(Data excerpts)
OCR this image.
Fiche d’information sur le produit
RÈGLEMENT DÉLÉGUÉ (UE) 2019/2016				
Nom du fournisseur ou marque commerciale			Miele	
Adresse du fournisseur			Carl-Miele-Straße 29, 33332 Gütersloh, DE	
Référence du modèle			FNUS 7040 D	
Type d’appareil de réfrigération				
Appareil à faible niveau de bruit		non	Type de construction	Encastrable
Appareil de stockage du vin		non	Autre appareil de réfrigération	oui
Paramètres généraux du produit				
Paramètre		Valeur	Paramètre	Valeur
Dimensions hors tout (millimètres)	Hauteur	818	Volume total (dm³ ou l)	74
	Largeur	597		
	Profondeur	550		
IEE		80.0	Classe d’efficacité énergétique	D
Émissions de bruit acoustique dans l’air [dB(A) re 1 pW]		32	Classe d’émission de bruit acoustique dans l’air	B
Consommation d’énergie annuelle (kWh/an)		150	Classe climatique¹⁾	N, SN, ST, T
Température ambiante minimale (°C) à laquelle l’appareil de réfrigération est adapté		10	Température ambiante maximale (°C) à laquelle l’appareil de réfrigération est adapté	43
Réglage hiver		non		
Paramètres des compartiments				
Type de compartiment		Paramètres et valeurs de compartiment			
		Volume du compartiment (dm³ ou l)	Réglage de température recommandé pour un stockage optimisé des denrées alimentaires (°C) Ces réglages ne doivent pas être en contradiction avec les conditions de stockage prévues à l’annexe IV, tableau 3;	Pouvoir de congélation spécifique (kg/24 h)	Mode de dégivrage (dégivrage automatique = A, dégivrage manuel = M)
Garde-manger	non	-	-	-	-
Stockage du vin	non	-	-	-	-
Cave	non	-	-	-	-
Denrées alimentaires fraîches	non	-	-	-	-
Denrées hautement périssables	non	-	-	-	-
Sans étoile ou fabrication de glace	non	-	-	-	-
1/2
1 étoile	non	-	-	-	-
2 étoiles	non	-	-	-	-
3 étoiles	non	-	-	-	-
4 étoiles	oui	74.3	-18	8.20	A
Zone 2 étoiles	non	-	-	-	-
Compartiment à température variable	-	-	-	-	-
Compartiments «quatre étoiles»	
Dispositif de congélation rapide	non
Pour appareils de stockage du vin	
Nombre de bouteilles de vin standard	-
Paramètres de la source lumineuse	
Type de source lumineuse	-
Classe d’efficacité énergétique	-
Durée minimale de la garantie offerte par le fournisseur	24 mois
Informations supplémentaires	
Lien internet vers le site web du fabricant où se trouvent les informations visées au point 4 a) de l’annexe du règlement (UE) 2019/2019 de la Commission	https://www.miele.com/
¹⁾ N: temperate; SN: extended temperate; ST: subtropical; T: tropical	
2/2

## Goal:
Print all of the entries exactly as they appear.

## Written answer:
OCR this image.
Fiche d’information sur le produit
RÈGLEMENT DÉLÉGUÉ (UE) 2019/2016				
Nom du fournisseur ou marque commerciale			Miele	
Adresse du fournisseur			Carl-Miele-Straße 29, 33332 Gütersloh, DE	
Référence du modèle			FNUS 7040 D	
Type d’appareil de réfrigération				
Appareil à faible niveau de bruit		non	Type de construction	Encastrable
Appareil de stockage du vin		non	Autre appareil de réfrigération	oui
Paramètres généraux du produit				
Paramètre		Valeur	Paramètre	Valeur
Dimensions hors tout (millimètres)	Hauteur	818	Volume total (dm³ ou l)	74
	Largeur	597		
	Profondeur	550		
IEE		80.0	Classe d’efficacité énergétique	D
Émissions de bruit acoustique dans l’air [dB(A) re 1 pW]		32	Classe d’émission de bruit acoustique dans l’air	B
Consommation d’énergie annuelle (kWh/an)		150	Classe climatique¹⁾	N, SN, ST, T
Température ambiante minimale (°C) à laquelle l’appareil de réfrigération est adapté		10	Température ambiante maximale (°C) à laquelle l’appareil de réfrigération est adapté	43
Réglage hiver		non		
Paramètres des compartiments				
Type de compartiment		Paramètres et valeurs de compartiment			
		Volume du compartiment (dm³ ou l)	Réglage de température recommandé pour un stockage optimisé des denrées alimentaires (°C) Ces réglages ne doivent pas être en contradiction avec les conditions de stockage prévues à l’annexe IV, tableau 3;	Pouvoir de congélation spécifique (kg/24 h)	Mode de dégivrage (dégivrage automatique = A, dégivrage manuel = M)
Garde-manger	non	-	-	-	-
Stockage du vin	non	-	-	-	-
Cave	non	-	-	-	-
Denrées alimentaires fraîches	non	-	-	-	-
Denrées hautement périssables	non	-	-	-	-
Sans étoile ou fabrication de glace	non	-	-	-	-
1/2
1 étoile	non	-	-	-	-
2 étoiles	non	-	-	-	-
3 étoiles	non	-	-	-	-
4 étoiles	oui	74.3	-18	8.20	A
Zone 2 étoiles	non	-	-	-	-
Compartiment à température variable	-	-	-	-	-
Compartiments «quatre étoiles»	
Dispositif de congélation rapide	non
Pour appareils de stockage du vin	
Nombre de bouteilles de vin standard	-
Paramètres de la source lumineuse	
Type de source lumineuse	-
Classe d’efficacité énergétique	-
Durée minimale de la garantie offerte par le fournisseur	24 mois
Informations supplémentaires	
Lien internet vers le site web du fabricant où se trouvent les informations visées au point 4 a) de l’annexe du règlement (UE) 2019/2019 de la Commission	https://www.miele.com/
¹⁾ N: temperate; SN: extended temperate; ST: subtropical; T: tropical	
2/2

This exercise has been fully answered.